* MATERIAL FOR THE TASK:
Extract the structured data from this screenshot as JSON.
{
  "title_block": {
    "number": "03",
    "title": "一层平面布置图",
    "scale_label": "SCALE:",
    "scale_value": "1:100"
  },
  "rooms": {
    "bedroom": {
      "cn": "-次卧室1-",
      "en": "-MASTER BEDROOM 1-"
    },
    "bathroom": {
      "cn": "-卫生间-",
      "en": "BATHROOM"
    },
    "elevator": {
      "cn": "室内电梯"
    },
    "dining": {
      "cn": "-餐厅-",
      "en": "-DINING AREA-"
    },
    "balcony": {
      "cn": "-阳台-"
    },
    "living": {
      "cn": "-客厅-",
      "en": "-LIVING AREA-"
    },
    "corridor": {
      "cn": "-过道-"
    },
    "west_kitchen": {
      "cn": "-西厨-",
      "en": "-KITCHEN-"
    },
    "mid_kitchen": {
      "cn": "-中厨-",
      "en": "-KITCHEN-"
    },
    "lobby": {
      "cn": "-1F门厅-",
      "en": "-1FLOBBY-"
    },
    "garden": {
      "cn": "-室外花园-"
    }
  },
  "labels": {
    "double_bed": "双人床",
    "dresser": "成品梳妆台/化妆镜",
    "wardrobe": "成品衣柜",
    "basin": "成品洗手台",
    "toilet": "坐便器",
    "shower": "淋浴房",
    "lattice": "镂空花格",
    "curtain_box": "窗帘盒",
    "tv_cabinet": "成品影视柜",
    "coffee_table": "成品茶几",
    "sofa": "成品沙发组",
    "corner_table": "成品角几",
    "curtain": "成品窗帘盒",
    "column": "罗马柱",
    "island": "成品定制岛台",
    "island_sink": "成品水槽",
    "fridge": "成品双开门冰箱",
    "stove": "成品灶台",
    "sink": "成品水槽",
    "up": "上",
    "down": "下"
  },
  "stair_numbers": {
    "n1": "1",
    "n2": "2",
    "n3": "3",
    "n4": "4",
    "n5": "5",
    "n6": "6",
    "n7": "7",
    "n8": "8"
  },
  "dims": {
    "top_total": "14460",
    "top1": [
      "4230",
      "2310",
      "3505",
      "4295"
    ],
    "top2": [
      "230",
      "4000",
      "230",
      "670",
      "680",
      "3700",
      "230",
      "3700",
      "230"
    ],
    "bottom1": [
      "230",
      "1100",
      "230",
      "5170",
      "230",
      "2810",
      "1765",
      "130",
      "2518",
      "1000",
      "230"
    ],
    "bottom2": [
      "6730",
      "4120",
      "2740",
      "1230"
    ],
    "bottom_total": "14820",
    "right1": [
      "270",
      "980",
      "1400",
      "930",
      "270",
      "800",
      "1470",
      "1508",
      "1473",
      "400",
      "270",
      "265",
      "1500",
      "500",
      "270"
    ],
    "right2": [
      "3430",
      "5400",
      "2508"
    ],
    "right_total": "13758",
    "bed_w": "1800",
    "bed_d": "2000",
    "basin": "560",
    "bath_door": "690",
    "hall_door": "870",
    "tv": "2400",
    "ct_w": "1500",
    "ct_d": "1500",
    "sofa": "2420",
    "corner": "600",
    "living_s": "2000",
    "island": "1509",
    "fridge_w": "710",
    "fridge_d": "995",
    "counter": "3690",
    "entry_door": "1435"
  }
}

* TASK REQUIREMENTS:
Repeat the material in full, exactly as it stands.

* FINISHED ANSWER:
Extract the structured data from this screenshot as JSON.
{
  "title_block": {
    "number": "03",
    "title": "一层平面布置图",
    "scale_label": "SCALE:",
    "scale_value": "1:100"
  },
  "rooms": {
    "bedroom": {
      "cn": "-次卧室1-",
      "en": "-MASTER BEDROOM 1-"
    },
    "bathroom": {
      "cn": "-卫生间-",
      "en": "BATHROOM"
    },
    "elevator": {
      "cn": "室内电梯"
    },
    "dining": {
      "cn": "-餐厅-",
      "en": "-DINING AREA-"
    },
    "balcony": {
      "cn": "-阳台-"
    },
    "living": {
      "cn": "-客厅-",
      "en": "-LIVING AREA-"
    },
    "corridor": {
      "cn": "-过道-"
    },
    "west_kitchen": {
      "cn": "-西厨-",
      "en": "-KITCHEN-"
    },
    "mid_kitchen": {
      "cn": "-中厨-",
      "en": "-KITCHEN-"
    },
    "lobby": {
      "cn": "-1F门厅-",
      "en": "-1FLOBBY-"
    },
    "garden": {
      "cn": "-室外花园-"
    }
  },
  "labels": {
    "double_bed": "双人床",
    "dresser": "成品梳妆台/化妆镜",
    "wardrobe": "成品衣柜",
    "basin": "成品洗手台",
    "toilet": "坐便器",
    "shower": "淋浴房",
    "lattice": "镂空花格",
    "curtain_box": "窗帘盒",
    "tv_cabinet": "成品影视柜",
    "coffee_table": "成品茶几",
    "sofa": "成品沙发组",
    "corner_table": "成品角几",
    "curtain": "成品窗帘盒",
    "column": "罗马柱",
    "island": "成品定制岛台",
    "island_sink": "成品水槽",
    "fridge": "成品双开门冰箱",
    "stove": "成品灶台",
    "sink": "成品水槽",
    "up": "上",
    "down": "下"
  },
  "stair_numbers": {
    "n1": "1",
    "n2": "2",
    "n3": "3",
    "n4": "4",
    "n5": "5",
    "n6": "6",
    "n7": "7",
    "n8": "8"
  },
  "dims": {
    "top_total": "14460",
    "top1": [
      "4230",
      "2310",
      "3505",
      "4295"
    ],
    "top2": [
      "230",
      "4000",
      "230",
      "670",
      "680",
      "3700",
      "230",
      "3700",
      "230"
    ],
    "bottom1": [
      "230",
      "1100",
      "230",
      "5170",
      "230",
      "2810",
      "1765",
      "130",
      "2518",
      "1000",
      "230"
    ],
    "bottom2": [
      "6730",
      "4120",
      "2740",
      "1230"
    ],
    "bottom_total": "14820",
    "right1": [
      "270",
      "980",
      "1400",
      "930",
      "270",
      "800",
      "1470",
      "1508",
      "1473",
      "400",
      "270",
      "265",
      "1500",
      "500",
      "270"
    ],
    "right2": [
      "3430",
      "5400",
      "2508"
    ],
    "right_total": "13758",
    "bed_w": "1800",
    "bed_d": "2000",
    "basin": "560",
    "bath_door": "690",
    "hall_door": "870",
    "tv": "2400",
    "ct_w": "1500",
    "ct_d": "1500",
    "sofa": "2420",
    "corner": "600",
    "living_s": "2000",
    "island": "1509",
    "fridge_w": "710",
    "fridge_d": "995",
    "counter": "3690",
    "entry_door": "1435"
  }
}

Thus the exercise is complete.